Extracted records
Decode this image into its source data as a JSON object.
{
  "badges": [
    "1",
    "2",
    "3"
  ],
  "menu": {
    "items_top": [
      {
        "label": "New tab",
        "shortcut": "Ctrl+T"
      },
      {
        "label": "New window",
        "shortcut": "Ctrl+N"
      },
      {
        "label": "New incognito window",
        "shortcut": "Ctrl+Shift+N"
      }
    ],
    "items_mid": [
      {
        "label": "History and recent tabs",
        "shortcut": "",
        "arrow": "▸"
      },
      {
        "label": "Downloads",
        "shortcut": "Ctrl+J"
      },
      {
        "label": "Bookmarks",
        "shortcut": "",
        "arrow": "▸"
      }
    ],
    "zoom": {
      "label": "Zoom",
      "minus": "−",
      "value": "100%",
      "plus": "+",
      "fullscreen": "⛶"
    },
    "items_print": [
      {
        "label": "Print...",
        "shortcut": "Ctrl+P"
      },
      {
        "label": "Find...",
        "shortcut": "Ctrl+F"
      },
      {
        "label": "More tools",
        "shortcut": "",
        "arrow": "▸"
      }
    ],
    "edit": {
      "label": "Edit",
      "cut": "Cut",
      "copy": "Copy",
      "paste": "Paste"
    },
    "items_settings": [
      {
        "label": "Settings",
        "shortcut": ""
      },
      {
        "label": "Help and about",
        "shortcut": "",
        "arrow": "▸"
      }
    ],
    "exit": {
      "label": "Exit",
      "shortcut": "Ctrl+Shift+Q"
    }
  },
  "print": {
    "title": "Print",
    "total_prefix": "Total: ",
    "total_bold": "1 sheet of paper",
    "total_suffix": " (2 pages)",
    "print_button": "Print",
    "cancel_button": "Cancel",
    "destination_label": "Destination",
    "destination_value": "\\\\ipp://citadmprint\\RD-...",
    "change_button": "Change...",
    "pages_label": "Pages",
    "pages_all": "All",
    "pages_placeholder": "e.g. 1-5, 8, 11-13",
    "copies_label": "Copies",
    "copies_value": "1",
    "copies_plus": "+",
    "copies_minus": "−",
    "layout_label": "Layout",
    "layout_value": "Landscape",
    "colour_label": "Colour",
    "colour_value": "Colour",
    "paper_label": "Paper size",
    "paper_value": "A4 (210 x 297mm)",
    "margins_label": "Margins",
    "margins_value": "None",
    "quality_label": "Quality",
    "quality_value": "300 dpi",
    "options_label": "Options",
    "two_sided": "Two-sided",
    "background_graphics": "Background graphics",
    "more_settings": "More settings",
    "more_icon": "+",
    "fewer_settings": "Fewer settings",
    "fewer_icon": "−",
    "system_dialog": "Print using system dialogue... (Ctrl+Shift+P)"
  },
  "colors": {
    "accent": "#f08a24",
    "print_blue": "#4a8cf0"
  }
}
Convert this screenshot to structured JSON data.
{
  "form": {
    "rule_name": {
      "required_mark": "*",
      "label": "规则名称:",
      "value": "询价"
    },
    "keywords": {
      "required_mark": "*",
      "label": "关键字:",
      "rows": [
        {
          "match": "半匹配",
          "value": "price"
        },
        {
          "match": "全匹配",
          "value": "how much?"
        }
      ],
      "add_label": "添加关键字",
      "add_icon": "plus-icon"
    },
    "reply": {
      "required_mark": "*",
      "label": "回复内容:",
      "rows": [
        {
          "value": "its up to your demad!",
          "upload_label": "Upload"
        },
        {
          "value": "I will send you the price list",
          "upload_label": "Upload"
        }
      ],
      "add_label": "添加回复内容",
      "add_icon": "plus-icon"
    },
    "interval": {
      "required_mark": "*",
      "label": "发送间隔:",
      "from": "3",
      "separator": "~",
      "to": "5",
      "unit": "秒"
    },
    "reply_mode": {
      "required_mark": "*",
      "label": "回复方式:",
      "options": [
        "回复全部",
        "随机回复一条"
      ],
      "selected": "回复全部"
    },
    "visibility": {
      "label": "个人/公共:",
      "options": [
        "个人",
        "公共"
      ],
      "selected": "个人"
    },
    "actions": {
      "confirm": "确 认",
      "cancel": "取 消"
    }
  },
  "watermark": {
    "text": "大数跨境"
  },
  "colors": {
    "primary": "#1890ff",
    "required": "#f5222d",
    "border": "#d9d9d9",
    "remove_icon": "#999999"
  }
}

■ Directions for this task
Each record must be returned exactly as it is written.

■ Exercise response
Decode this image into its source data as a JSON object.
{
  "badges": [
    "1",
    "2",
    "3"
  ],
  "menu": {
    "items_top": [
      {
        "label": "New tab",
        "shortcut": "Ctrl+T"
      },
      {
        "label": "New window",
        "shortcut": "Ctrl+N"
      },
      {
        "label": "New incognito window",
        "shortcut": "Ctrl+Shift+N"
      }
    ],
    "items_mid": [
      {
        "label": "History and recent tabs",
        "shortcut": "",
        "arrow": "▸"
      },
      {
        "label": "Downloads",
        "shortcut": "Ctrl+J"
      },
      {
        "label": "Bookmarks",
        "shortcut": "",
        "arrow": "▸"
      }
    ],
    "zoom": {
      "label": "Zoom",
      "minus": "−",
      "value": "100%",
      "plus": "+",
      "fullscreen": "⛶"
    },
    "items_print": [
      {
        "label": "Print...",
        "shortcut": "Ctrl+P"
      },
      {
        "label": "Find...",
        "shortcut": "Ctrl+F"
      },
      {
        "label": "More tools",
        "shortcut": "",
        "arrow": "▸"
      }
    ],
    "edit": {
      "label": "Edit",
      "cut": "Cut",
      "copy": "Copy",
      "paste": "Paste"
    },
    "items_settings": [
      {
        "label": "Settings",
        "shortcut": ""
      },
      {
        "label": "Help and about",
        "shortcut": "",
        "arrow": "▸"
      }
    ],
    "exit": {
      "label": "Exit",
      "shortcut": "Ctrl+Shift+Q"
    }
  },
  "print": {
    "title": "Print",
    "total_prefix": "Total: ",
    "total_bold": "1 sheet of paper",
    "total_suffix": " (2 pages)",
    "print_button": "Print",
    "cancel_button": "Cancel",
    "destination_label": "Destination",
    "destination_value": "\\\\ipp://citadmprint\\RD-...",
    "change_button": "Change...",
    "pages_label": "Pages",
    "pages_all": "All",
    "pages_placeholder": "e.g. 1-5, 8, 11-13",
    "copies_label": "Copies",
    "copies_value": "1",
    "copies_plus": "+",
    "copies_minus": "−",
    "layout_label": "Layout",
    "layout_value": "Landscape",
    "colour_label": "Colour",
    "colour_value": "Colour",
    "paper_label": "Paper size",
    "paper_value": "A4 (210 x 297mm)",
    "margins_label": "Margins",
    "margins_value": "None",
    "quality_label": "Quality",
    "quality_value": "300 dpi",
    "options_label": "Options",
    "two_sided": "Two-sided",
    "background_graphics": "Background graphics",
    "more_settings": "More settings",
    "more_icon": "+",
    "fewer_settings": "Fewer settings",
    "fewer_icon": "−",
    "system_dialog": "Print using system dialogue... (Ctrl+Shift+P)"
  },
  "colors": {
    "accent": "#f08a24",
    "print_blue": "#4a8cf0"
  }
}
Convert this screenshot to structured JSON data.
{
  "form": {
    "rule_name": {
      "required_mark": "*",
      "label": "规则名称:",
      "value": "询价"
    },
    "keywords": {
      "required_mark": "*",
      "label": "关键字:",
      "rows": [
        {
          "match": "半匹配",
          "value": "price"
        },
        {
          "match": "全匹配",
          "value": "how much?"
        }
      ],
      "add_label": "添加关键字",
      "add_icon": "plus-icon"
    },
    "reply": {
      "required_mark": "*",
      "label": "回复内容:",
      "rows": [
        {
          "value": "its up to your demad!",
          "upload_label": "Upload"
        },
        {
          "value": "I will send you the price list",
          "upload_label": "Upload"
        }
      ],
      "add_label": "添加回复内容",
      "add_icon": "plus-icon"
    },
    "interval": {
      "required_mark": "*",
      "label": "发送间隔:",
      "from": "3",
      "separator": "~",
      "to": "5",
      "unit": "秒"
    },
    "reply_mode": {
      "required_mark": "*",
      "label": "回复方式:",
      "options": [
        "回复全部",
        "随机回复一条"
      ],
      "selected": "回复全部"
    },
    "visibility": {
      "label": "个人/公共:",
      "options": [
        "个人",
        "公共"
      ],
      "selected": "个人"
    },
    "actions": {
      "confirm": "确 认",
      "cancel": "取 消"
    }
  },
  "watermark": {
    "text": "大数跨境"
  },
  "colors": {
    "primary": "#1890ff",
    "required": "#f5222d",
    "border": "#d9d9d9",
    "remove_icon": "#999999"
  }
}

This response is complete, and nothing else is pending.